▶ _Stated goal_: Tally how many lines of these entries hold the string "text". Return the number alone.

▶ _Dataset entries_:
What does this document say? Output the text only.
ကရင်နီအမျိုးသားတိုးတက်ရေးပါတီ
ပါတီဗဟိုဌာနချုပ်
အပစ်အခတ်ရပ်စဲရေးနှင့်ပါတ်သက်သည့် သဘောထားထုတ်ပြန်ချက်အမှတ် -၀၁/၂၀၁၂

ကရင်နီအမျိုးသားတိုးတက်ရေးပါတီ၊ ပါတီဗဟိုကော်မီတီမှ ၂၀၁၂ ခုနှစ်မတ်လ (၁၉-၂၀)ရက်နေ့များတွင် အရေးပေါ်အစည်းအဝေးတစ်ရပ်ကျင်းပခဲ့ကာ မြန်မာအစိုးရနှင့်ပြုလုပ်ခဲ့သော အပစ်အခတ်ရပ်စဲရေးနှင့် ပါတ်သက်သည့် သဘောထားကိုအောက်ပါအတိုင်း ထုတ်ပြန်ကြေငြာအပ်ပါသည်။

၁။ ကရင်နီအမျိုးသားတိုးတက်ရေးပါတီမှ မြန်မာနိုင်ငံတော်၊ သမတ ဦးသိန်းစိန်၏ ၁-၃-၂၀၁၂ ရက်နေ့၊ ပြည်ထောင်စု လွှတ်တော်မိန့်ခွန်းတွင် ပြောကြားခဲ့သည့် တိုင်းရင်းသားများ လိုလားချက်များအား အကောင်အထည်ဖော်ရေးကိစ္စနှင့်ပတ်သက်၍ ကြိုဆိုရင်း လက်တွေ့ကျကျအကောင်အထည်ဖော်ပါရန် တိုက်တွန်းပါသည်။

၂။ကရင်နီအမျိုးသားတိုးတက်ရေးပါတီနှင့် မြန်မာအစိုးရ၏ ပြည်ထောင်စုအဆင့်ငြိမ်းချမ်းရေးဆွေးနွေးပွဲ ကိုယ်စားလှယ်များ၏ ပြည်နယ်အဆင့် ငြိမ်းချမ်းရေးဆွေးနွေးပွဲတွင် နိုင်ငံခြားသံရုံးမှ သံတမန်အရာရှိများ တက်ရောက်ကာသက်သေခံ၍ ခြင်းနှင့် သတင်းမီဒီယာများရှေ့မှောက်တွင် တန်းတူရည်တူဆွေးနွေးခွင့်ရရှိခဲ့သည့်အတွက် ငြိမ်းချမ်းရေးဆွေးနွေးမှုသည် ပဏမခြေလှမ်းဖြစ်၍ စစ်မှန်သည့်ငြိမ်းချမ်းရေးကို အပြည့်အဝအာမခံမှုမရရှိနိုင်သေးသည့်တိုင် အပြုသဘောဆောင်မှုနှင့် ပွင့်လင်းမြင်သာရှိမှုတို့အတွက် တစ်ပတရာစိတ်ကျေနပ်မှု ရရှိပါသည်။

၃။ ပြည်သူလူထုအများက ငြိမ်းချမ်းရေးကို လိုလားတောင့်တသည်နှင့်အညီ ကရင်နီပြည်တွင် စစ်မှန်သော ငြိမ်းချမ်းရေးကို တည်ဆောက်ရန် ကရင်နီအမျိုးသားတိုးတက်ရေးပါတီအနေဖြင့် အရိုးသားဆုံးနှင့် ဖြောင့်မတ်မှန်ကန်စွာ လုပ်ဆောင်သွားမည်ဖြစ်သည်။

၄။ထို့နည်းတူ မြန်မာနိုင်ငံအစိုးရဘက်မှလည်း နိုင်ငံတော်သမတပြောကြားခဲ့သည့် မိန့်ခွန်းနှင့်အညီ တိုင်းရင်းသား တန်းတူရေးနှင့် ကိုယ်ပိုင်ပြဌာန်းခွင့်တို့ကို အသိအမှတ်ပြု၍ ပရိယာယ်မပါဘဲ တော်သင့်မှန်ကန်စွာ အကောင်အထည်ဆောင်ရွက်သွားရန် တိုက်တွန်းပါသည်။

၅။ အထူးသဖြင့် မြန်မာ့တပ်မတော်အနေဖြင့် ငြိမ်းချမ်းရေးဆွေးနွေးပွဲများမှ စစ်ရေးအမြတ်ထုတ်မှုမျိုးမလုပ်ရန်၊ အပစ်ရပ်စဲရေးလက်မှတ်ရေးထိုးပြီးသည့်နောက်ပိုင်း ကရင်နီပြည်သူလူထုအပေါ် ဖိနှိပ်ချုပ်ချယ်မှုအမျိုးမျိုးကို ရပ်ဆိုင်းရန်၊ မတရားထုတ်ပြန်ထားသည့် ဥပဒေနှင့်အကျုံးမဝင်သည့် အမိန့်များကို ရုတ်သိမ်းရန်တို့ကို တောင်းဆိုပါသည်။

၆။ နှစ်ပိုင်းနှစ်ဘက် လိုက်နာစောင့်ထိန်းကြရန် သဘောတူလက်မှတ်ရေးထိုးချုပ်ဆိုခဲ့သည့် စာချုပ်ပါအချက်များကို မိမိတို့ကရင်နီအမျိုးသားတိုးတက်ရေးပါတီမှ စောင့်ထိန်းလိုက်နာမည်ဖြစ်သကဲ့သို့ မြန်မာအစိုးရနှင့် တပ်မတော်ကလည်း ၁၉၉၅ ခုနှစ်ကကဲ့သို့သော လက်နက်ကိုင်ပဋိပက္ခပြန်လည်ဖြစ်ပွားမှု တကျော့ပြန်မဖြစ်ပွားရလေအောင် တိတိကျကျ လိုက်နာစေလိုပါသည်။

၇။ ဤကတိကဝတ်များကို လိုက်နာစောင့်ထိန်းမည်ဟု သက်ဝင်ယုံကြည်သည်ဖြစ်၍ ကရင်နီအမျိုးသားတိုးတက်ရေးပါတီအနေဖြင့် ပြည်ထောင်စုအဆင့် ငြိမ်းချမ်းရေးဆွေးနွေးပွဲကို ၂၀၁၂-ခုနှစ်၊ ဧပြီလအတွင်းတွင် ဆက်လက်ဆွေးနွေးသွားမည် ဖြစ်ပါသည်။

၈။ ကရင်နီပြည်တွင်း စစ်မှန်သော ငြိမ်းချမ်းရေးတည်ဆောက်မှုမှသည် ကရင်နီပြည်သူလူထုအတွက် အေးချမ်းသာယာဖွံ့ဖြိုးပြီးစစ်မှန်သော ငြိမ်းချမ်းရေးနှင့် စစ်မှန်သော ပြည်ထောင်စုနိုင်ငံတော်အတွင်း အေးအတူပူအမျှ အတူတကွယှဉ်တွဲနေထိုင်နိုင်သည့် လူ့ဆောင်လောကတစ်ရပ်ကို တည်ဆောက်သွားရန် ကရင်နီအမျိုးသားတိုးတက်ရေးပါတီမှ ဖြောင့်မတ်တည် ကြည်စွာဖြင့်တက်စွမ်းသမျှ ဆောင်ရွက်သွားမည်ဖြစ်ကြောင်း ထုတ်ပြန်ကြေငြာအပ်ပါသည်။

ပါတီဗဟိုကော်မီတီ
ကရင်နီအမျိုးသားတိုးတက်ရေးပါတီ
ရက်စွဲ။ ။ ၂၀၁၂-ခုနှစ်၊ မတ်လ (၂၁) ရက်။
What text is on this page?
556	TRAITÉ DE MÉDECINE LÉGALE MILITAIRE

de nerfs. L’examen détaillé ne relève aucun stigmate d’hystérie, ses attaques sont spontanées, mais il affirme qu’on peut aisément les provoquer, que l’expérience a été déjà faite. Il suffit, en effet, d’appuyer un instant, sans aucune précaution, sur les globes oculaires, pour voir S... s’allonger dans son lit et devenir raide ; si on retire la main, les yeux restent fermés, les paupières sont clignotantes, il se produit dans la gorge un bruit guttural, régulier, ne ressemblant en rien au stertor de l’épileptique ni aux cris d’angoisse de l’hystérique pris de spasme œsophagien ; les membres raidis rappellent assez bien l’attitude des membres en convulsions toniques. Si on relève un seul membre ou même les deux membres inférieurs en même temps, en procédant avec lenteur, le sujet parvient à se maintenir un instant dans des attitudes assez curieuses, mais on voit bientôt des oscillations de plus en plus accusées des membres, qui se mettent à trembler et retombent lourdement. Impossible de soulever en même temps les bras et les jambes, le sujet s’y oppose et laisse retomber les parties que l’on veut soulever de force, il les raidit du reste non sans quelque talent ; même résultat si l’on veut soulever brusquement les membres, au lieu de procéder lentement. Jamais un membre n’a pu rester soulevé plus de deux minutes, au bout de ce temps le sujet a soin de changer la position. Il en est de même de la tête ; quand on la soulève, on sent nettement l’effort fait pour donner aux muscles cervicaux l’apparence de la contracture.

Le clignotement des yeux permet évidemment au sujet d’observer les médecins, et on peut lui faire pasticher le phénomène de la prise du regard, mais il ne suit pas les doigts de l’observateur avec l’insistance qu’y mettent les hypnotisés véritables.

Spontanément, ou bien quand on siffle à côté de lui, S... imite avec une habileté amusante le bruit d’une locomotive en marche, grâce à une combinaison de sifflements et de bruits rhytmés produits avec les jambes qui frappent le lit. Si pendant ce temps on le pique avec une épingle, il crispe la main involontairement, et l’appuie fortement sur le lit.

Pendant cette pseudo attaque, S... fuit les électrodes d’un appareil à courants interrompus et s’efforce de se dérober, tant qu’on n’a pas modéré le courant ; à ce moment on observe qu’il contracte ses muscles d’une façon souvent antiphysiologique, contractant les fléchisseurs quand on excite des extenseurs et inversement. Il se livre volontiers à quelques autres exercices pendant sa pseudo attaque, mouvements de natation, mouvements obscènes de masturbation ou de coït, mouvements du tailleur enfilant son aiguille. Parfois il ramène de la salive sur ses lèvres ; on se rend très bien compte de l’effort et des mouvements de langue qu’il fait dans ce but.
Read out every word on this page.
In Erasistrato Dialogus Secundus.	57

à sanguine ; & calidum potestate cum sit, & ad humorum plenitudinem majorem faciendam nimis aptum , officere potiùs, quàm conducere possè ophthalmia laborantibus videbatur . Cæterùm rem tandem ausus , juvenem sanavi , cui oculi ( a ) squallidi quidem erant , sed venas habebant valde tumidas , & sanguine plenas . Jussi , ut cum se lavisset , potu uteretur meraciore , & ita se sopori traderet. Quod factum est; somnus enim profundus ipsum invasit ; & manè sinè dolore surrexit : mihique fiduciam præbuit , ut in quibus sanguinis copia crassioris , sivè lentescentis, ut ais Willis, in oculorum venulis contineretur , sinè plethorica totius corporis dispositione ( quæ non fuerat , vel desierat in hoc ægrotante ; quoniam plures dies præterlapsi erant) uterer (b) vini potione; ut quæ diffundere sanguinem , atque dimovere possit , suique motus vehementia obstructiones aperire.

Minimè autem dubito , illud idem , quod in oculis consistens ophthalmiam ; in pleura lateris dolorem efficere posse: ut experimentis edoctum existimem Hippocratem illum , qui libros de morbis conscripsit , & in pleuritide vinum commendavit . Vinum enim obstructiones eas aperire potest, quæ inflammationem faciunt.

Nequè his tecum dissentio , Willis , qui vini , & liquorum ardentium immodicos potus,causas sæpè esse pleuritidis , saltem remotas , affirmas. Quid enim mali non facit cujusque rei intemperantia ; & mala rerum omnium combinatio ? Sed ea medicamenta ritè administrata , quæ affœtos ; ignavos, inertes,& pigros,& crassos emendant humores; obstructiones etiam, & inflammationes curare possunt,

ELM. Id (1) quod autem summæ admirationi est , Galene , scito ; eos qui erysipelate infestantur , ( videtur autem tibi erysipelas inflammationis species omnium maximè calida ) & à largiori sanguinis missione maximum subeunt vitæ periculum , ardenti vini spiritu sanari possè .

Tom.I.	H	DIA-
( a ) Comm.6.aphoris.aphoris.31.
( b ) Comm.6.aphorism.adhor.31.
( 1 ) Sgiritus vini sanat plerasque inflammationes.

▶ _Answer_: 2